◆ Aim of the task
Quote all entries exactly, leaving pictures aside.

Some records:
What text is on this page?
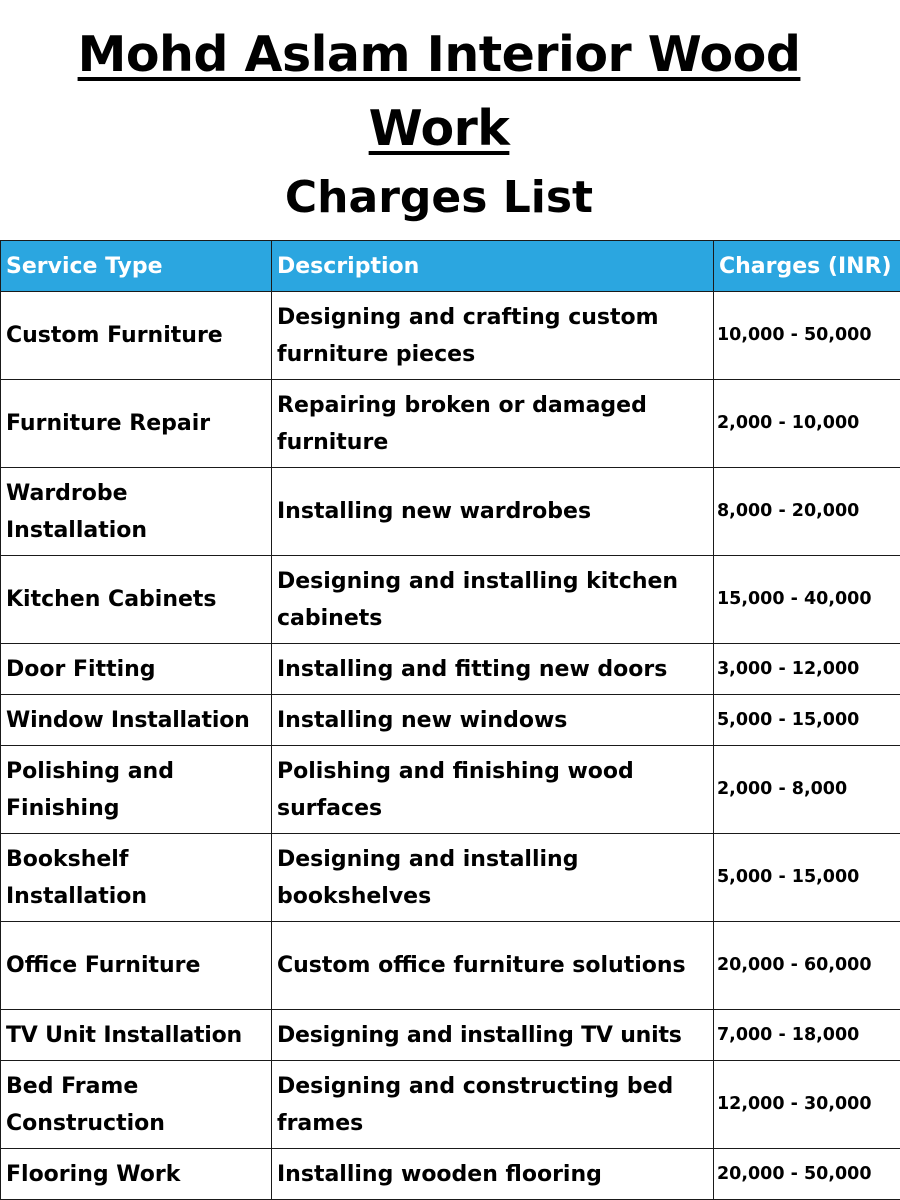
Mohd Aslam Interior Wood Work
Charges List
Service Type	Description	Charges (INR)
Custom Furniture	Designing and crafting custom furniture pieces	10,000 - 50,000
Furniture Repair	Repairing broken or damaged furniture	2,000 - 10,000
Wardrobe Installation	Installing new wardrobes	8,000 - 20,000
Kitchen Cabinets	Designing and installing kitchen cabinets	15,000 - 40,000
Door Fitting	Installing and fitting new doors	3,000 - 12,000
Window Installation	Installing new windows	5,000 - 15,000
Polishing and Finishing	Polishing and finishing wood surfaces	2,000 - 8,000
Bookshelf Installation	Designing and installing bookshelves	5,000 - 15,000
Office Furniture	Custom office furniture solutions	20,000 - 60,000
TV Unit Installation	Designing and installing TV units	7,000 - 18,000
Bed Frame Construction	Designing and constructing bed frames	12,000 - 30,000
Flooring Work	Installing wooden flooring	20,000 - 50,000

◆ Solution to the exercise
What text is on this page?
Mohd Aslam Interior Wood Work
Charges List
Service Type	Description	Charges (INR)
Custom Furniture	Designing and crafting custom furniture pieces	10,000 - 50,000
Furniture Repair	Repairing broken or damaged furniture	2,000 - 10,000
Wardrobe Installation	Installing new wardrobes	8,000 - 20,000
Kitchen Cabinets	Designing and installing kitchen cabinets	15,000 - 40,000
Door Fitting	Installing and fitting new doors	3,000 - 12,000
Window Installation	Installing new windows	5,000 - 15,000
Polishing and Finishing	Polishing and finishing wood surfaces	2,000 - 8,000
Bookshelf Installation	Designing and installing bookshelves	5,000 - 15,000
Office Furniture	Custom office furniture solutions	20,000 - 60,000
TV Unit Installation	Designing and installing TV units	7,000 - 18,000
Bed Frame Construction	Designing and constructing bed frames	12,000 - 30,000
Flooring Work	Installing wooden flooring	20,000 - 50,000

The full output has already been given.